■ **Task requirements**
Find and copy each line of the data that includes "emigranten".

■ **Transcribed page data**
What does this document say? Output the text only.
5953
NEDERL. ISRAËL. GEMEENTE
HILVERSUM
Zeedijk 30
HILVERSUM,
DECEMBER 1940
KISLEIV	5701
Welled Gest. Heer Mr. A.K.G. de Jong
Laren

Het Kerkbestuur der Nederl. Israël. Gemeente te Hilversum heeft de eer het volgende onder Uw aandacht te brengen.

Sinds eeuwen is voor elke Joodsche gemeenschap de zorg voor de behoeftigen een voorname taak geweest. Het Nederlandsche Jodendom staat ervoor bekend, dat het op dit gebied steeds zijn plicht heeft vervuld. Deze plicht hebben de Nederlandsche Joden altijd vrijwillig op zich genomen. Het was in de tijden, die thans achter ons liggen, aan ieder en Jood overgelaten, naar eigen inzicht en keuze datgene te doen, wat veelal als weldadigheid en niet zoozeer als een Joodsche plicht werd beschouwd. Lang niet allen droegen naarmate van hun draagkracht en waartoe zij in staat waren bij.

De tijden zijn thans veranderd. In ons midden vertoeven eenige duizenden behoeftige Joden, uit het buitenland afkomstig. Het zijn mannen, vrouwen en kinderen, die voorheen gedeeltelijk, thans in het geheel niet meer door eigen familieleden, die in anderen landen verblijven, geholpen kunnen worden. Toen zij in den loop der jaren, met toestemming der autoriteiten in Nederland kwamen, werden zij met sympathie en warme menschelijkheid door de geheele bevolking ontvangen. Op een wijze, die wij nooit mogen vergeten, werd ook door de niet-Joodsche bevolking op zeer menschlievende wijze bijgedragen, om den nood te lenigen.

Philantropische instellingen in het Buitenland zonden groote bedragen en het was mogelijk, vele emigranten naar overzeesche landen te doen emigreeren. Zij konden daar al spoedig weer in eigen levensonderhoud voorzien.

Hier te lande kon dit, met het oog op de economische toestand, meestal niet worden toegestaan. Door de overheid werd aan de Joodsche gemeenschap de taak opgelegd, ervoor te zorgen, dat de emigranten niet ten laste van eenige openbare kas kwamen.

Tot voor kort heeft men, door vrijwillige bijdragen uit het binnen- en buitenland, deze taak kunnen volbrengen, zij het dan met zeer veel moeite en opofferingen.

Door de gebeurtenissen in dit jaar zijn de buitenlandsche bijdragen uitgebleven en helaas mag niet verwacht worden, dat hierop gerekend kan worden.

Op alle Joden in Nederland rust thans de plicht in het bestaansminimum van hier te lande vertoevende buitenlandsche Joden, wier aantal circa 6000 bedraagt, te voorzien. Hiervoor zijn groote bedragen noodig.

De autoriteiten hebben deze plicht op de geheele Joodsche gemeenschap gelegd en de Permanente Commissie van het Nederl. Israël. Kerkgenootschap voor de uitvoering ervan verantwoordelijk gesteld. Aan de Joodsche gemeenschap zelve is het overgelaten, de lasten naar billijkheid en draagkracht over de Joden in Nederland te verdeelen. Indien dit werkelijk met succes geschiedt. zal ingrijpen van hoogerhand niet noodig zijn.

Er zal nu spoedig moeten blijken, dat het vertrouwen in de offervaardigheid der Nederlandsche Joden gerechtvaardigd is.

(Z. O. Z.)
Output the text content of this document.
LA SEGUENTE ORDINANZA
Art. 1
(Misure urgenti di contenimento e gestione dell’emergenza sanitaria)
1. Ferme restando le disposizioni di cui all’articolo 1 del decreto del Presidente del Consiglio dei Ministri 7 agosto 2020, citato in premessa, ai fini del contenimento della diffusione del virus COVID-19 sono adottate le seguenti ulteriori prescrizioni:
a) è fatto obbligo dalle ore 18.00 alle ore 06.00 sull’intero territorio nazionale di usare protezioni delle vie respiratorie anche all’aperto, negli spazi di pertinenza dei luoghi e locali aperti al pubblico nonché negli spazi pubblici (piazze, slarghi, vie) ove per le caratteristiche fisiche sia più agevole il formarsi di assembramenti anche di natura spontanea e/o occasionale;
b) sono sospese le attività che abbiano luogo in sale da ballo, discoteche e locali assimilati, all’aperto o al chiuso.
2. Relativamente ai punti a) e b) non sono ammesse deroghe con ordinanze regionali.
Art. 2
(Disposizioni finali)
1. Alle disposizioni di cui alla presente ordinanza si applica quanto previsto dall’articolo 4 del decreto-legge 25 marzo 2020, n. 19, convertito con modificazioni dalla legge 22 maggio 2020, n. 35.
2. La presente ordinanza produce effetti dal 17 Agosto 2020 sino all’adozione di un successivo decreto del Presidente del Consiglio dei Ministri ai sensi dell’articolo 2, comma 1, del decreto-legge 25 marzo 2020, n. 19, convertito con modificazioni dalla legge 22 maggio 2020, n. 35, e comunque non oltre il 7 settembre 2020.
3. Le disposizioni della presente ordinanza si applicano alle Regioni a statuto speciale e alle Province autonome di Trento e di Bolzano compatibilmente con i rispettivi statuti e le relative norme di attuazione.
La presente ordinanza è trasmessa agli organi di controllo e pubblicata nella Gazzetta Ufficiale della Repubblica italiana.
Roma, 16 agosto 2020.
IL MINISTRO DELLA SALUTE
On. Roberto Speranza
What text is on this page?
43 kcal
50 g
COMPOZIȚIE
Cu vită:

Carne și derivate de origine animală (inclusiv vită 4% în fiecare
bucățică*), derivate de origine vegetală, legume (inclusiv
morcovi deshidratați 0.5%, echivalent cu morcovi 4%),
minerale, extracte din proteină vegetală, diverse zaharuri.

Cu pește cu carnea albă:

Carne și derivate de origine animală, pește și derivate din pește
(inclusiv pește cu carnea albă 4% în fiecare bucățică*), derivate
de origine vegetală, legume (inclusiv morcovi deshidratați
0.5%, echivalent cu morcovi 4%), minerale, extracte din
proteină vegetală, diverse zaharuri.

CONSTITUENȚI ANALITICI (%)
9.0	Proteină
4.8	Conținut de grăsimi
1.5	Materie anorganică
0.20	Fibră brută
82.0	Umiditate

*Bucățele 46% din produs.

■ **Solution to this task**
Philantropische instellingen in het Buitenland zonden groote bedragen en het was mogelijk, vele emigranten naar overzeesche landen te doen emigreeren. Zij konden daar al spoedig weer in eigen levensonderhoud voorzien.
Hier te lande kon dit, met het oog op de economische toestand, meestal niet worden toegestaan. Door de overheid werd aan de Joodsche gemeenschap de taak opgelegd, ervoor te zorgen, dat de emigranten niet ten laste van eenige openbare kas kwamen.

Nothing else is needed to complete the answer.